* [EXERCISE TASK]: Return each line holding the string "between".
....................
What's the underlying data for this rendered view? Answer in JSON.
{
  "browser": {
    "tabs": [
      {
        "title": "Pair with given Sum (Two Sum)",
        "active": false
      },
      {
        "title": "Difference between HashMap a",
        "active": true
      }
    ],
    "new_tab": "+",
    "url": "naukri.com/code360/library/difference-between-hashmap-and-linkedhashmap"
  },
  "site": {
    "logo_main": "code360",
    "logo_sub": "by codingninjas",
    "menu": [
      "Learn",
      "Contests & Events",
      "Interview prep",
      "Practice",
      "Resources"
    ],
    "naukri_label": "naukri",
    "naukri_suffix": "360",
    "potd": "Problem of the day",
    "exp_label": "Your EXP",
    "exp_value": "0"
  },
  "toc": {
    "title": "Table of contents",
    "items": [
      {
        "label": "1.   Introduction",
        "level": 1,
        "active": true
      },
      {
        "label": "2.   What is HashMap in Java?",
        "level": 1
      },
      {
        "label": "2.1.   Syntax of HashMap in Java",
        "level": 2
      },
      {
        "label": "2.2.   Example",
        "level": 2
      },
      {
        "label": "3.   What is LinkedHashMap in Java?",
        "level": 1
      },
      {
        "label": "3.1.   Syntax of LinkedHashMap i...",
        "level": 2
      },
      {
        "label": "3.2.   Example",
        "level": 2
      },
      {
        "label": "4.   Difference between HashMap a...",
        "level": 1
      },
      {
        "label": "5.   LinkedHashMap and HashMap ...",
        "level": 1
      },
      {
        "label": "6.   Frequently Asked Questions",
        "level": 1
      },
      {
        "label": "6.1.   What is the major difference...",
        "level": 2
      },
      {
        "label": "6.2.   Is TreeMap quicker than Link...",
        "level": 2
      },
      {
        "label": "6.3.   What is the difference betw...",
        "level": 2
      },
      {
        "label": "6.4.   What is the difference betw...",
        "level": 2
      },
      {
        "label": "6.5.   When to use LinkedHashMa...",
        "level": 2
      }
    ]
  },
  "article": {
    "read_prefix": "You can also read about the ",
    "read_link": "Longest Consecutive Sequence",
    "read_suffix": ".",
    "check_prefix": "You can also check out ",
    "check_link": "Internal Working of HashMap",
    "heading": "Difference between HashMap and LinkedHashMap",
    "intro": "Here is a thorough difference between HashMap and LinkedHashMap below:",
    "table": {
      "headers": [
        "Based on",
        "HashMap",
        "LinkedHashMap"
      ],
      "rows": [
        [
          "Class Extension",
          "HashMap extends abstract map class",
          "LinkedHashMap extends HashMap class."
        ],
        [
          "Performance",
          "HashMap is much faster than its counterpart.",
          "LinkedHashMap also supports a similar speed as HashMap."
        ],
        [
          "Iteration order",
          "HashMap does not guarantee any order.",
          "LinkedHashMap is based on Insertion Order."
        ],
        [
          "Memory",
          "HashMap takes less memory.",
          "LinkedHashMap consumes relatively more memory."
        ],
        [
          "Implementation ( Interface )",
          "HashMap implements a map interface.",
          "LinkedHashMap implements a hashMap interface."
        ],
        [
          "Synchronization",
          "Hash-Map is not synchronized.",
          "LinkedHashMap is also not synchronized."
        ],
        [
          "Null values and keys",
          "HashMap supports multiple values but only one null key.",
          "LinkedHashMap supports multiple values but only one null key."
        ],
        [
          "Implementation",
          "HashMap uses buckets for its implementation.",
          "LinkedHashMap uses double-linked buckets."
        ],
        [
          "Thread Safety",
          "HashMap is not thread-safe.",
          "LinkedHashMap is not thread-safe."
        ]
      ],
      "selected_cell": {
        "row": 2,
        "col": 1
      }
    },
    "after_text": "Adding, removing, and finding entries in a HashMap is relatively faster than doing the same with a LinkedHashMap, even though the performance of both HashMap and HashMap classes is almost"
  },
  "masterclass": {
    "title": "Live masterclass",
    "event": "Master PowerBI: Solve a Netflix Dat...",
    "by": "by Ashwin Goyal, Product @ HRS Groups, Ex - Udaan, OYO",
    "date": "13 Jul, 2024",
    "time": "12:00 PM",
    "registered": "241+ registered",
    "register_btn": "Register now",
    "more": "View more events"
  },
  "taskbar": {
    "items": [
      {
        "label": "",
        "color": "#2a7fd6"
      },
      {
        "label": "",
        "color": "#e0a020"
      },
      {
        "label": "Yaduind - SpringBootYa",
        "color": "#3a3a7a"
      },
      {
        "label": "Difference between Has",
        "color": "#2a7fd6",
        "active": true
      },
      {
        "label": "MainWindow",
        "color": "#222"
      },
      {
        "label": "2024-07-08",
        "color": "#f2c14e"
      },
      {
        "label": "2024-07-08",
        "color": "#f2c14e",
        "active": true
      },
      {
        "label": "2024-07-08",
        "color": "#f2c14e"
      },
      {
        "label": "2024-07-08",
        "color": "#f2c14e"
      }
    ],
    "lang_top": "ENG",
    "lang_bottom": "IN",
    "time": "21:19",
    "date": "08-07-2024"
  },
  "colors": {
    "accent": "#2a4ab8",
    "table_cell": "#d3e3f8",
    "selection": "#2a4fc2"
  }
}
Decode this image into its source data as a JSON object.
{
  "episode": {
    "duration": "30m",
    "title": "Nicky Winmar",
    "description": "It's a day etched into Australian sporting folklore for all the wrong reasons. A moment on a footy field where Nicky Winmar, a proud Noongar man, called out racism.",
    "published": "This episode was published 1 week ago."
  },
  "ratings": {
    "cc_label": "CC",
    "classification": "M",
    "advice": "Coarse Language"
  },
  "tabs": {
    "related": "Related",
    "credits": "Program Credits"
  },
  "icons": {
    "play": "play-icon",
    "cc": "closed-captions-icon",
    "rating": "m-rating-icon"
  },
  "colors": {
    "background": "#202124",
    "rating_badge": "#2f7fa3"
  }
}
....................
* [THE RESPONSE]:
        "title": "Difference between HashMap a",
    "url": "naukri.com/code360/library/difference-between-hashmap-and-linkedhashmap"
        "label": "4.   Difference between HashMap a...",
    "heading": "Difference between HashMap and LinkedHashMap",
    "intro": "Here is a thorough difference between HashMap and LinkedHashMap below:",
        "label": "Difference between Has",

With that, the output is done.